**Task instructions:** The entries need to be copied exactly.

Dataset entries
########################################

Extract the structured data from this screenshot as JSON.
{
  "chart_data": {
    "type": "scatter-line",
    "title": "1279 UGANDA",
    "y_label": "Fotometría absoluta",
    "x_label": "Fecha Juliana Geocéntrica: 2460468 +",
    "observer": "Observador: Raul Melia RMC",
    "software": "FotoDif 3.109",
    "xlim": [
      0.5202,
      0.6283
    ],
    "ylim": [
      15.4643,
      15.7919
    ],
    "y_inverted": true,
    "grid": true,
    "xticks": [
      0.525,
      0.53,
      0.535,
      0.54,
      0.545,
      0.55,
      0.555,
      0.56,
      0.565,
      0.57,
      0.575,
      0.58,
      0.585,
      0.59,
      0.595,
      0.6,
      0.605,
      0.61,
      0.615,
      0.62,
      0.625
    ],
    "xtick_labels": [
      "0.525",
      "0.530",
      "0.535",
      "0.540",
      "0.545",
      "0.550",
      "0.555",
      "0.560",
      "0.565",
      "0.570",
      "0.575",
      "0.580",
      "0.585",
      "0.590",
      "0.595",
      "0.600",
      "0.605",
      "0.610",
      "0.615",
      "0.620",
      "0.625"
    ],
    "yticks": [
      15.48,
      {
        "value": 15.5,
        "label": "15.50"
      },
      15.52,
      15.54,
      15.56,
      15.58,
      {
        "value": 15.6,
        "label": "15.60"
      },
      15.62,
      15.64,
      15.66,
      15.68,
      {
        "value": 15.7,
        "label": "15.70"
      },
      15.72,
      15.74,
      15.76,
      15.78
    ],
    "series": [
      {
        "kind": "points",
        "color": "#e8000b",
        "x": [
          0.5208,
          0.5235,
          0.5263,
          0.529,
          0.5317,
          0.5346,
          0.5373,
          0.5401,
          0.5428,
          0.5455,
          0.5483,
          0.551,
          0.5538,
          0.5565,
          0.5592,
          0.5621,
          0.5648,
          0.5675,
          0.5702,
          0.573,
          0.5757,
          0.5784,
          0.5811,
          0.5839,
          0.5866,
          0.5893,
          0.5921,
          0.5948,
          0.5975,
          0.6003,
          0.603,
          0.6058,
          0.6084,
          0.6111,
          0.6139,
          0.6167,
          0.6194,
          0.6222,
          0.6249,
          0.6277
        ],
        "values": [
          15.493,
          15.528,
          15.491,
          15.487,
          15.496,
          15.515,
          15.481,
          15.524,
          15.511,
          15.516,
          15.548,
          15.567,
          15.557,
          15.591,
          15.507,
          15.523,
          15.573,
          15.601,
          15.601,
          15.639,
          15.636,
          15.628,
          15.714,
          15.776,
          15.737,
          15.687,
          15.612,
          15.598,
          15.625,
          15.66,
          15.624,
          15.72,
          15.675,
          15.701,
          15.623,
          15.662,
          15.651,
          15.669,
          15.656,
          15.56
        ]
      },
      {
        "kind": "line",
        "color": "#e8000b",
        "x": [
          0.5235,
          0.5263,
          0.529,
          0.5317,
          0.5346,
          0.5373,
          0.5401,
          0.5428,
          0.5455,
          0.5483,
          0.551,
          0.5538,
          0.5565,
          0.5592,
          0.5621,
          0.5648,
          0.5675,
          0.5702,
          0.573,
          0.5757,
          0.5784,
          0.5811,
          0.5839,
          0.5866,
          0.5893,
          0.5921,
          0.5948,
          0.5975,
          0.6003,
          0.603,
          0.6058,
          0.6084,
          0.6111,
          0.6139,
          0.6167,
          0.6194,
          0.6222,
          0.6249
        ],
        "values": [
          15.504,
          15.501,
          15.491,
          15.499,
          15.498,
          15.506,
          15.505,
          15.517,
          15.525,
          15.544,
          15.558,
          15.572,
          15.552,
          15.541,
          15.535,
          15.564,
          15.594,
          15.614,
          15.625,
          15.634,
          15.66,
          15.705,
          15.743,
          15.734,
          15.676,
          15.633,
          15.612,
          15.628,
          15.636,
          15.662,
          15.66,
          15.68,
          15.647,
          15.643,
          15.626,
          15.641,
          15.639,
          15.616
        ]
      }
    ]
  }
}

########################################

**Solution to the problem:**
Extract the structured data from this screenshot as JSON.
{
  "chart_data": {
    "type": "scatter-line",
    "title": "1279 UGANDA",
    "y_label": "Fotometría absoluta",
    "x_label": "Fecha Juliana Geocéntrica: 2460468 +",
    "observer": "Observador: Raul Melia RMC",
    "software": "FotoDif 3.109",
    "xlim": [
      0.5202,
      0.6283
    ],
    "ylim": [
      15.4643,
      15.7919
    ],
    "y_inverted": true,
    "grid": true,
    "xticks": [
      0.525,
      0.53,
      0.535,
      0.54,
      0.545,
      0.55,
      0.555,
      0.56,
      0.565,
      0.57,
      0.575,
      0.58,
      0.585,
      0.59,
      0.595,
      0.6,
      0.605,
      0.61,
      0.615,
      0.62,
      0.625
    ],
    "xtick_labels": [
      "0.525",
      "0.530",
      "0.535",
      "0.540",
      "0.545",
      "0.550",
      "0.555",
      "0.560",
      "0.565",
      "0.570",
      "0.575",
      "0.580",
      "0.585",
      "0.590",
      "0.595",
      "0.600",
      "0.605",
      "0.610",
      "0.615",
      "0.620",
      "0.625"
    ],
    "yticks": [
      15.48,
      {
        "value": 15.5,
        "label": "15.50"
      },
      15.52,
      15.54,
      15.56,
      15.58,
      {
        "value": 15.6,
        "label": "15.60"
      },
      15.62,
      15.64,
      15.66,
      15.68,
      {
        "value": 15.7,
        "label": "15.70"
      },
      15.72,
      15.74,
      15.76,
      15.78
    ],
    "series": [
      {
        "kind": "points",
        "color": "#e8000b",
        "x": [
          0.5208,
          0.5235,
          0.5263,
          0.529,
          0.5317,
          0.5346,
          0.5373,
          0.5401,
          0.5428,
          0.5455,
          0.5483,
          0.551,
          0.5538,
          0.5565,
          0.5592,
          0.5621,
          0.5648,
          0.5675,
          0.5702,
          0.573,
          0.5757,
          0.5784,
          0.5811,
          0.5839,
          0.5866,
          0.5893,
          0.5921,
          0.5948,
          0.5975,
          0.6003,
          0.603,
          0.6058,
          0.6084,
          0.6111,
          0.6139,
          0.6167,
          0.6194,
          0.6222,
          0.6249,
          0.6277
        ],
        "values": [
          15.493,
          15.528,
          15.491,
          15.487,
          15.496,
          15.515,
          15.481,
          15.524,
          15.511,
          15.516,
          15.548,
          15.567,
          15.557,
          15.591,
          15.507,
          15.523,
          15.573,
          15.601,
          15.601,
          15.639,
          15.636,
          15.628,
          15.714,
          15.776,
          15.737,
          15.687,
          15.612,
          15.598,
          15.625,
          15.66,
          15.624,
          15.72,
          15.675,
          15.701,
          15.623,
          15.662,
          15.651,
          15.669,
          15.656,
          15.56
        ]
      },
      {
        "kind": "line",
        "color": "#e8000b",
        "x": [
          0.5235,
          0.5263,
          0.529,
          0.5317,
          0.5346,
          0.5373,
          0.5401,
          0.5428,
          0.5455,
          0.5483,
          0.551,
          0.5538,
          0.5565,
          0.5592,
          0.5621,
          0.5648,
          0.5675,
          0.5702,
          0.573,
          0.5757,
          0.5784,
          0.5811,
          0.5839,
          0.5866,
          0.5893,
          0.5921,
          0.5948,
          0.5975,
          0.6003,
          0.603,
          0.6058,
          0.6084,
          0.6111,
          0.6139,
          0.6167,
          0.6194,
          0.6222,
          0.6249
        ],
        "values": [
          15.504,
          15.501,
          15.491,
          15.499,
          15.498,
          15.506,
          15.505,
          15.517,
          15.525,
          15.544,
          15.558,
          15.572,
          15.552,
          15.541,
          15.535,
          15.564,
          15.594,
          15.614,
          15.625,
          15.634,
          15.66,
          15.705,
          15.743,
          15.734,
          15.676,
          15.633,
          15.612,
          15.628,
          15.636,
          15.662,
          15.66,
          15.68,
          15.647,
          15.643,
          15.626,
          15.641,
          15.639,
          15.616
        ]
      }
    ]
  }
}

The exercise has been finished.